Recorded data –

==*==

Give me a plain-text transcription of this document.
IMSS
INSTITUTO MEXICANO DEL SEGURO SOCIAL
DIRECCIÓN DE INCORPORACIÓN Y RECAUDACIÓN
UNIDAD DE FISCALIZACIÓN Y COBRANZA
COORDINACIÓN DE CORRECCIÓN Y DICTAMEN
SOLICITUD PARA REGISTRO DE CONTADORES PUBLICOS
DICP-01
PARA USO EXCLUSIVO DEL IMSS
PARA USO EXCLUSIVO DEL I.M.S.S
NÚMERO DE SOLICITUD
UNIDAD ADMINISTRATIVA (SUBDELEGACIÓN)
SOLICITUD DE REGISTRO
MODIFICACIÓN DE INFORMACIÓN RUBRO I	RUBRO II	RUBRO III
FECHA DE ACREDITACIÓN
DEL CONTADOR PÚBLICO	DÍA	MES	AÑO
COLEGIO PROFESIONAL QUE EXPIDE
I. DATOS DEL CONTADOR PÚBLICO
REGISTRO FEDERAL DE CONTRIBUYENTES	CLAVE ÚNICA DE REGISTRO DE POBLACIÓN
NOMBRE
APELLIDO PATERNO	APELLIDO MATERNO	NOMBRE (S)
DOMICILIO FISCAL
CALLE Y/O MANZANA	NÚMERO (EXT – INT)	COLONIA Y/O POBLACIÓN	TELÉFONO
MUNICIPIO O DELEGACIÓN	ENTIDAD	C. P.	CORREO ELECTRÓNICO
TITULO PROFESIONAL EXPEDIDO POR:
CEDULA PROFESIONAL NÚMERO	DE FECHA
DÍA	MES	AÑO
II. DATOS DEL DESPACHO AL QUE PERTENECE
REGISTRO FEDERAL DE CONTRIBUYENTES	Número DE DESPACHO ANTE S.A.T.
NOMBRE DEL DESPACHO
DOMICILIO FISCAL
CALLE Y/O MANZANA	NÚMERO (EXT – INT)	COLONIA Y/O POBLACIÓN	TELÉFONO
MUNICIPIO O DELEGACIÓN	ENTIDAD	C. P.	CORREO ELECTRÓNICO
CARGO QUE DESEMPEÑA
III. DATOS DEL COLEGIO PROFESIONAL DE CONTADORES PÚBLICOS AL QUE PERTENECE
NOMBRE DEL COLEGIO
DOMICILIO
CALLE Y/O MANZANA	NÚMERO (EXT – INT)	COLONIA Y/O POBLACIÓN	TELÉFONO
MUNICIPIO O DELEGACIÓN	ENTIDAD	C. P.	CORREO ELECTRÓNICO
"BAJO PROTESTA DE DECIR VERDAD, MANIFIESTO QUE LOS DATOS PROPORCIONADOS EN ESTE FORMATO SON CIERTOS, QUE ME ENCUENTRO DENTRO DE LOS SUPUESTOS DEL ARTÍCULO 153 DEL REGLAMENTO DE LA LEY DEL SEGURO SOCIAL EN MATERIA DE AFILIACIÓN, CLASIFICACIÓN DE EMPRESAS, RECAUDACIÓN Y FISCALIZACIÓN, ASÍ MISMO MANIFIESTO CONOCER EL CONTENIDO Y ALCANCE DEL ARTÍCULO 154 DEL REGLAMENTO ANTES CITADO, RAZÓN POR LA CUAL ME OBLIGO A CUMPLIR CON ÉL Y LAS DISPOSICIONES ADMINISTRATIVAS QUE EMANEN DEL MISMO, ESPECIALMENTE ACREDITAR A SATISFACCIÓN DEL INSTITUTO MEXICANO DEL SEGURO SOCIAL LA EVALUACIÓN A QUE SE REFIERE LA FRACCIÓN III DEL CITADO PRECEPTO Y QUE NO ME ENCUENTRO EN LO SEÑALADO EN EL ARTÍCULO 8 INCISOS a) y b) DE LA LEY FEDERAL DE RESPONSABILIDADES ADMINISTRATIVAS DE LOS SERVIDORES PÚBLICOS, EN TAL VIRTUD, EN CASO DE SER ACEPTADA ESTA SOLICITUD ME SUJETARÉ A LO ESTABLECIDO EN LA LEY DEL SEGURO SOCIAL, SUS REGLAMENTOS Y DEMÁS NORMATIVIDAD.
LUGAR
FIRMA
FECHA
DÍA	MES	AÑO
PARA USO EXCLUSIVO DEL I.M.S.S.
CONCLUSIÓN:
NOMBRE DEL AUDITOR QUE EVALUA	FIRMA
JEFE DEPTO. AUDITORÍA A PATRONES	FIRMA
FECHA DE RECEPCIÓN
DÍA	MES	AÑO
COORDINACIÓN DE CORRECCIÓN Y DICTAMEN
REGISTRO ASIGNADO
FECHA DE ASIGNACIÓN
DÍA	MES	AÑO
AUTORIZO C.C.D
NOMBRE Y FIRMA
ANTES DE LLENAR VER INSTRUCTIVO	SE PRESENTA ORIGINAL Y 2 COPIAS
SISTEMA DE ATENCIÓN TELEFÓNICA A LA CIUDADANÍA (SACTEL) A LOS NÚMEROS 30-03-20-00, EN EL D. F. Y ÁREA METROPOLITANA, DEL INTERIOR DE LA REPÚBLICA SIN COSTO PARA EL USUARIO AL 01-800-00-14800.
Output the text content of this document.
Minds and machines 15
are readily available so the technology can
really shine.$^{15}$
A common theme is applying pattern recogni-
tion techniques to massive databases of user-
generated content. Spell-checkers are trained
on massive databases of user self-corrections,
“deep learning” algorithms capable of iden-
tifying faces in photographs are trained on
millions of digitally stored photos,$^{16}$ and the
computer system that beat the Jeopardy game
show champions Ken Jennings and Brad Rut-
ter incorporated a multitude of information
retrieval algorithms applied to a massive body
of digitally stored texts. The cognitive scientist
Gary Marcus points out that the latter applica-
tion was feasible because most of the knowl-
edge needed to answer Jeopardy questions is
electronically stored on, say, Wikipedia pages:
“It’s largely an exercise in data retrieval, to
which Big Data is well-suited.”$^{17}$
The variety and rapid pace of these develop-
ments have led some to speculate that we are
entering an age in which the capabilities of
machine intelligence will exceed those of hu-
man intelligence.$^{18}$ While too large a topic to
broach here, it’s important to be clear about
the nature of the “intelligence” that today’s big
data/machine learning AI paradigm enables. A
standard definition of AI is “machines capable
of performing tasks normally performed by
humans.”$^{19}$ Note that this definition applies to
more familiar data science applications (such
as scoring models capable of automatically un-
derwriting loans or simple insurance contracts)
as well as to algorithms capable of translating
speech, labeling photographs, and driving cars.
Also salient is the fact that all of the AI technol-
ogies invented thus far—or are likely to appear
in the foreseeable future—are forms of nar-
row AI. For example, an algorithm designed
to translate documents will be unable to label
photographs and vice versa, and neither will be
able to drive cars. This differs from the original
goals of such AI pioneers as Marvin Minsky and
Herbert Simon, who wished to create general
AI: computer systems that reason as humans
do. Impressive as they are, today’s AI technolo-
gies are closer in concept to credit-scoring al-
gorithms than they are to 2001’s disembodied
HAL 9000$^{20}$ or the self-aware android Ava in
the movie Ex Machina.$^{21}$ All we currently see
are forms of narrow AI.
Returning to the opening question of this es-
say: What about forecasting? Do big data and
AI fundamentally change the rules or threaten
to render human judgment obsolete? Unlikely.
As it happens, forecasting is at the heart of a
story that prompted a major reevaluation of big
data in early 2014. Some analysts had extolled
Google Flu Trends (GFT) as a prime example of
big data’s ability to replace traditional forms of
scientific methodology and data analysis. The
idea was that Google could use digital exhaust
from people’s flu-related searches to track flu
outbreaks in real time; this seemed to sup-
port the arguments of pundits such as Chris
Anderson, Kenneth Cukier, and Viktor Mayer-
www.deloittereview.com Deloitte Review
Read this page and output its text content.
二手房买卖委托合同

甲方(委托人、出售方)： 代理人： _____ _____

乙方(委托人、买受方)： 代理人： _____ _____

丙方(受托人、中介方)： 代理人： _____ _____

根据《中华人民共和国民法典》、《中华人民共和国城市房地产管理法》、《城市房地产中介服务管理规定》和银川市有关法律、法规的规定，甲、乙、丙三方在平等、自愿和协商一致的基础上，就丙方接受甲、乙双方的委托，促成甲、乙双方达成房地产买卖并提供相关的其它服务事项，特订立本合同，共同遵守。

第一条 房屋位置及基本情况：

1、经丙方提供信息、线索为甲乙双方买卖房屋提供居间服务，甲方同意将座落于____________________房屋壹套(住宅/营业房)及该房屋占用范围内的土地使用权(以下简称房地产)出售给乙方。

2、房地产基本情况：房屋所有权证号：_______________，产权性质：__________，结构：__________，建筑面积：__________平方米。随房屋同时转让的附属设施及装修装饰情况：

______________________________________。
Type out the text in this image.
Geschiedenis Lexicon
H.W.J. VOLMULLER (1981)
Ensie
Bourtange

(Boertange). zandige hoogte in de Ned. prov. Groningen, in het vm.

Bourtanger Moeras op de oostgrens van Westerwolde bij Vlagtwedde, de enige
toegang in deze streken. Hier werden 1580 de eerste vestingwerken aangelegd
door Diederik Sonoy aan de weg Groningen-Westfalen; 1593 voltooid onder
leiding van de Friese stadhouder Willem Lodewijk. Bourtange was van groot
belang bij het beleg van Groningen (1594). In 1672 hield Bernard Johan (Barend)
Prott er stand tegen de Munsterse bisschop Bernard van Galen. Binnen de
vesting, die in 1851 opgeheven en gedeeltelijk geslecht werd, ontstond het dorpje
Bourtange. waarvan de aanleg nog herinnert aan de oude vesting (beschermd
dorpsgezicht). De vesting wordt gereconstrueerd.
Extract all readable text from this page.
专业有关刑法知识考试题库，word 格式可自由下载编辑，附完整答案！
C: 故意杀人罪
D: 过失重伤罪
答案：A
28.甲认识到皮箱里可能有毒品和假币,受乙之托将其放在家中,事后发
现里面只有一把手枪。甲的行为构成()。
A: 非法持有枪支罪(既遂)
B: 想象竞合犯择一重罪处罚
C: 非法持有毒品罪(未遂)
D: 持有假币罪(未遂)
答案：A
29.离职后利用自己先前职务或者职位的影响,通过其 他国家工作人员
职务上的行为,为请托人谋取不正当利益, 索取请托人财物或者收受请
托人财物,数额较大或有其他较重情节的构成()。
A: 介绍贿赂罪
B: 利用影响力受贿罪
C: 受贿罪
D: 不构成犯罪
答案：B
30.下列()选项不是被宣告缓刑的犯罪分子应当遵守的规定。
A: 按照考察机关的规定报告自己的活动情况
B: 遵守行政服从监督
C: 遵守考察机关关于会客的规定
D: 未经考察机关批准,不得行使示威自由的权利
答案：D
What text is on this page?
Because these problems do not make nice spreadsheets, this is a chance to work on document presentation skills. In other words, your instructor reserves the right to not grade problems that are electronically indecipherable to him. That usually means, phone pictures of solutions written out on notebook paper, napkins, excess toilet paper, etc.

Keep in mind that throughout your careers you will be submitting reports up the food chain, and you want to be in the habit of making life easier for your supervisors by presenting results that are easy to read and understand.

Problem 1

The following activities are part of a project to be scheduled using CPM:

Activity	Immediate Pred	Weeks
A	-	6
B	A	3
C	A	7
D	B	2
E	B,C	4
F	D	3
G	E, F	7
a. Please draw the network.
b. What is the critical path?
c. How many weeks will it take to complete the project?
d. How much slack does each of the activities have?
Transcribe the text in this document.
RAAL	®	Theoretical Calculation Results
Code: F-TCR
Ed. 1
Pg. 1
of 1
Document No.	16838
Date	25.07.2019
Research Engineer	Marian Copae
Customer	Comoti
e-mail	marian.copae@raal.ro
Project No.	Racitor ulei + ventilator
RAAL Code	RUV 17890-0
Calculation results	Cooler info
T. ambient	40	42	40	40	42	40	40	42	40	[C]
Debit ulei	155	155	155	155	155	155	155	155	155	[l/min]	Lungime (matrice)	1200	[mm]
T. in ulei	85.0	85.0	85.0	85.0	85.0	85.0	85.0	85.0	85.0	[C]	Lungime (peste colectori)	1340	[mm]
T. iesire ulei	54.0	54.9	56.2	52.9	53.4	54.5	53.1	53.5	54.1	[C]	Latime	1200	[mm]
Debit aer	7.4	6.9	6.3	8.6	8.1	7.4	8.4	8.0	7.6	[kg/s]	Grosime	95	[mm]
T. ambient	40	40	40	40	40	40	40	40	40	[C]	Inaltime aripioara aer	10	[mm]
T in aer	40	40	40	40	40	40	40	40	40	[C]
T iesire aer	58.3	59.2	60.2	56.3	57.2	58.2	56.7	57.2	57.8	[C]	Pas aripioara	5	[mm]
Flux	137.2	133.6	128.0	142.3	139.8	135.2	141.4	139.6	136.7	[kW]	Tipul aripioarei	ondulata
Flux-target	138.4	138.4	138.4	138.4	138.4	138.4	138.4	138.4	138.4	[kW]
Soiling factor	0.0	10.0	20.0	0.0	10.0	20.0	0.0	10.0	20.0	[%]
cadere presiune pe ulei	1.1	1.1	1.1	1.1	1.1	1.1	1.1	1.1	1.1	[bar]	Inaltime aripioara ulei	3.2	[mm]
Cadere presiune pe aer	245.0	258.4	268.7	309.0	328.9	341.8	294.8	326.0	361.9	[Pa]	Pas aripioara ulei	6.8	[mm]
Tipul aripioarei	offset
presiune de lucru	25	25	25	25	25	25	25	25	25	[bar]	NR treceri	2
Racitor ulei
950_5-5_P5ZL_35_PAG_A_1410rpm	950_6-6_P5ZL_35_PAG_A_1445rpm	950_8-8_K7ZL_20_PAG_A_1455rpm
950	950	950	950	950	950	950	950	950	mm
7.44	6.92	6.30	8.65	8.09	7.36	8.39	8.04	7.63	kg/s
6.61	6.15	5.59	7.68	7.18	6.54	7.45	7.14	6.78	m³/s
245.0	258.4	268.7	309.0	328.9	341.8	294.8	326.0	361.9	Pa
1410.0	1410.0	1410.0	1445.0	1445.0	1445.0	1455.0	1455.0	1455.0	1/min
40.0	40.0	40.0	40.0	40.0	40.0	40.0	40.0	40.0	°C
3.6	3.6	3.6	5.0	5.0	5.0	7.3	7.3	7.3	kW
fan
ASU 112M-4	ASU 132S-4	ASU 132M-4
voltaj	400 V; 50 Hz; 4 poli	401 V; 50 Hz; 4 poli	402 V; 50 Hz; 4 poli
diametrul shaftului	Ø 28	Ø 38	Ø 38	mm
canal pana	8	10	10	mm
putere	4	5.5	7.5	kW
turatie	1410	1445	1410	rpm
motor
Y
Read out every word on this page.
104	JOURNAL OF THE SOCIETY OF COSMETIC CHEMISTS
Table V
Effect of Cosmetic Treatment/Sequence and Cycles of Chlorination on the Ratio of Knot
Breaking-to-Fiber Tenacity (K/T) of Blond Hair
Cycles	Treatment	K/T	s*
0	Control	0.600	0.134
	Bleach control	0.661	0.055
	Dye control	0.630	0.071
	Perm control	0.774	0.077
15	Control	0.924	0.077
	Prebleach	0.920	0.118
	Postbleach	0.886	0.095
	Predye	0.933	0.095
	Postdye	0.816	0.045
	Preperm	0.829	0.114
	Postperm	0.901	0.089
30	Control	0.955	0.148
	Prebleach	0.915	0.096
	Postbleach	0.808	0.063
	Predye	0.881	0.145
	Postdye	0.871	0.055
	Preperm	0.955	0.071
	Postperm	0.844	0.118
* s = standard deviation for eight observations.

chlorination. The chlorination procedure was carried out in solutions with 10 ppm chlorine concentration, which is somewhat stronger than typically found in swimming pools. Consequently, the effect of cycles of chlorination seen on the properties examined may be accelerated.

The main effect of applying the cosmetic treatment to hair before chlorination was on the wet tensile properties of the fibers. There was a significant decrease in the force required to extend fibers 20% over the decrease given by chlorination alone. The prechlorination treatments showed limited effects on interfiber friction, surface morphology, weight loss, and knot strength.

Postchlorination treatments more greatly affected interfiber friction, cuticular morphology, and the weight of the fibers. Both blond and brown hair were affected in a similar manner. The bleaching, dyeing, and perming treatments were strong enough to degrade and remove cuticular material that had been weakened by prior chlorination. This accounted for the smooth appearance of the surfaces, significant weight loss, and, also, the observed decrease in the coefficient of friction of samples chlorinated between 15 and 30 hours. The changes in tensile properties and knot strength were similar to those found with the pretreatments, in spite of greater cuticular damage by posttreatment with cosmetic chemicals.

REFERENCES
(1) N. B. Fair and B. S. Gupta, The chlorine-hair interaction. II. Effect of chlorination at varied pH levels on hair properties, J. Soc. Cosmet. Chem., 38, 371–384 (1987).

==*==

INSTRUCTIONS FOR THE TASK –
Leave out every line without the string "UNIDAD" and copy the rest.

WRITTEN ANSWER –
UNIDAD DE FISCALIZACIÓN Y COBRANZA
UNIDAD ADMINISTRATIVA (SUBDELEGACIÓN)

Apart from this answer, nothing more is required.